(Exercise) Repeat the material verbatim and drop the pictures.

──────────────────────────────

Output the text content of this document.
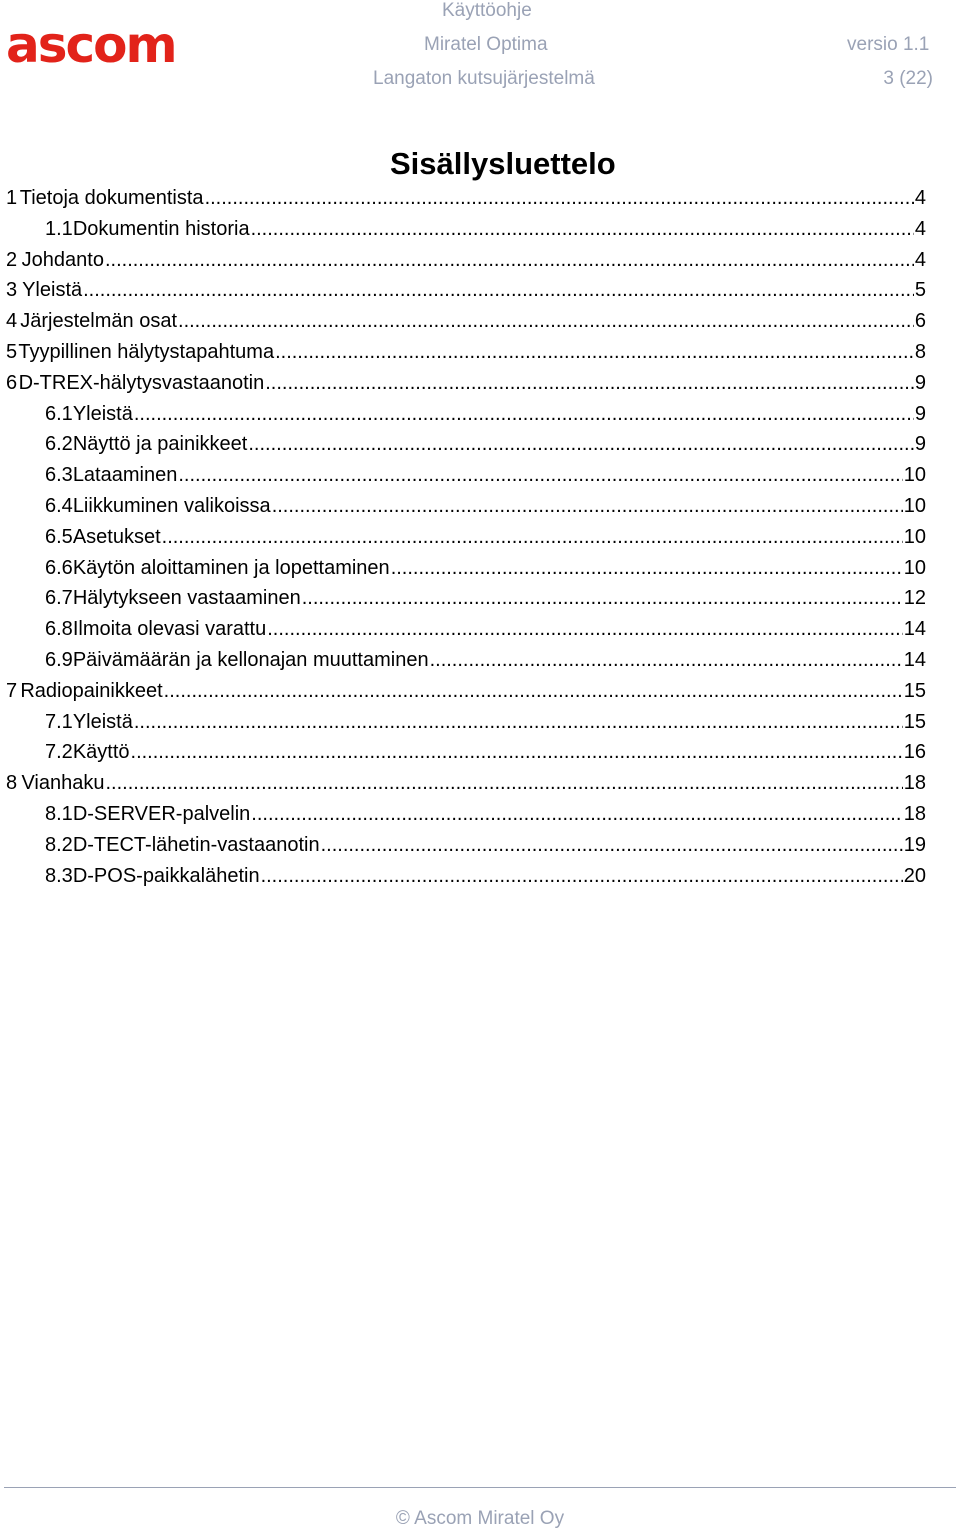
ascom
Käyttöohje
Miratel Optima	versio 1.1
Langaton kutsujärjestelmä	3 (22)
Sisällysluettelo
1 Tietoja dokumentista .....	4
1.1 Dokumentin historia .....	4
2 Johdanto .....	4
3 Yleistä .....	5
4 Järjestelmän osat .....	6
5 Tyypillinen hälytystapahtuma .....	8
6 D-TREX-hälytysvastaanotin .....	9
6.1 Yleistä .....	9
6.2 Näyttö ja painikkeet .....	9
6.3 Lataaminen .....	10
6.4 Liikkuminen valikoissa .....	10
6.5 Asetukset .....	10
6.6 Käytön aloittaminen ja lopettaminen .....	10
6.7 Hälytykseen vastaaminen .....	12
6.8 Ilmoita olevasi varattu .....	14
6.9 Päivämäärän ja kellonajan muuttaminen .....	14
7 Radiopainikkeet .....	15
7.1 Yleistä .....	15
7.2 Käyttö .....	16
8 Vianhaku .....	18
8.1 D-SERVER-palvelin .....	18
8.2 D-TECT-lähetin-vastaanotin .....	19
8.3 D-POS-paikkalähetin .....	20
© Ascom Miratel Oy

──────────────────────────────

(Answer in full)
Output the text content of this document.
ascom
Käyttöohje
Miratel Optima	versio 1.1
Langaton kutsujärjestelmä	3 (22)
Sisällysluettelo
1 Tietoja dokumentista .....	4
1.1 Dokumentin historia .....	4
2 Johdanto .....	4
3 Yleistä .....	5
4 Järjestelmän osat .....	6
5 Tyypillinen hälytystapahtuma .....	8
6 D-TREX-hälytysvastaanotin .....	9
6.1 Yleistä .....	9
6.2 Näyttö ja painikkeet .....	9
6.3 Lataaminen .....	10
6.4 Liikkuminen valikoissa .....	10
6.5 Asetukset .....	10
6.6 Käytön aloittaminen ja lopettaminen .....	10
6.7 Hälytykseen vastaaminen .....	12
6.8 Ilmoita olevasi varattu .....	14
6.9 Päivämäärän ja kellonajan muuttaminen .....	14
7 Radiopainikkeet .....	15
7.1 Yleistä .....	15
7.2 Käyttö .....	16
8 Vianhaku .....	18
8.1 D-SERVER-palvelin .....	18
8.2 D-TECT-lähetin-vastaanotin .....	19
8.3 D-POS-paikkalähetin .....	20
© Ascom Miratel Oy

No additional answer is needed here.